- **Stated exercise**: Your task is to output the data exactly as it stands.

— Begin Extracted entries —

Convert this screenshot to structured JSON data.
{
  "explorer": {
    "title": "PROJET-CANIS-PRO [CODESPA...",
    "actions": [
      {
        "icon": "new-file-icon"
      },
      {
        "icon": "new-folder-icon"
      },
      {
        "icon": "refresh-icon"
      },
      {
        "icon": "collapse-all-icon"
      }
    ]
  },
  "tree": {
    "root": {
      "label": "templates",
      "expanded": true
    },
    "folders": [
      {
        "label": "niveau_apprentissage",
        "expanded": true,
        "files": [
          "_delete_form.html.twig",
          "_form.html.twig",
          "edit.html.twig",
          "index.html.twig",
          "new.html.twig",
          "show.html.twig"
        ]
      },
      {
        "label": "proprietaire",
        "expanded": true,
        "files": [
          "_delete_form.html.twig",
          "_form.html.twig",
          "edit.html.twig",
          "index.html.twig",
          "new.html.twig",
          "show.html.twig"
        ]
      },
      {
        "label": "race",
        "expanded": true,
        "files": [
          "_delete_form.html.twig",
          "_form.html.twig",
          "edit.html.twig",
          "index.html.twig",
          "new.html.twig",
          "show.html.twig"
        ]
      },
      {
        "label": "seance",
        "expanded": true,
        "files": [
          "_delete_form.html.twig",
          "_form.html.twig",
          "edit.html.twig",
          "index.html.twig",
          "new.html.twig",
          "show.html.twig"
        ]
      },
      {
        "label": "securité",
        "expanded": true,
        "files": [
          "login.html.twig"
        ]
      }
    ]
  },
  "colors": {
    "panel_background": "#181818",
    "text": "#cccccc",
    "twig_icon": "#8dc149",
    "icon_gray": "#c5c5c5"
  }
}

— End Extracted entries —

- **Output for this task**:
Convert this screenshot to structured JSON data.
{
  "explorer": {
    "title": "PROJET-CANIS-PRO [CODESPA...",
    "actions": [
      {
        "icon": "new-file-icon"
      },
      {
        "icon": "new-folder-icon"
      },
      {
        "icon": "refresh-icon"
      },
      {
        "icon": "collapse-all-icon"
      }
    ]
  },
  "tree": {
    "root": {
      "label": "templates",
      "expanded": true
    },
    "folders": [
      {
        "label": "niveau_apprentissage",
        "expanded": true,
        "files": [
          "_delete_form.html.twig",
          "_form.html.twig",
          "edit.html.twig",
          "index.html.twig",
          "new.html.twig",
          "show.html.twig"
        ]
      },
      {
        "label": "proprietaire",
        "expanded": true,
        "files": [
          "_delete_form.html.twig",
          "_form.html.twig",
          "edit.html.twig",
          "index.html.twig",
          "new.html.twig",
          "show.html.twig"
        ]
      },
      {
        "label": "race",
        "expanded": true,
        "files": [
          "_delete_form.html.twig",
          "_form.html.twig",
          "edit.html.twig",
          "index.html.twig",
          "new.html.twig",
          "show.html.twig"
        ]
      },
      {
        "label": "seance",
        "expanded": true,
        "files": [
          "_delete_form.html.twig",
          "_form.html.twig",
          "edit.html.twig",
          "index.html.twig",
          "new.html.twig",
          "show.html.twig"
        ]
      },
      {
        "label": "securité",
        "expanded": true,
        "files": [
          "login.html.twig"
        ]
      }
    ]
  },
  "colors": {
    "panel_background": "#181818",
    "text": "#cccccc",
    "twig_icon": "#8dc149",
    "icon_gray": "#c5c5c5"
  }
}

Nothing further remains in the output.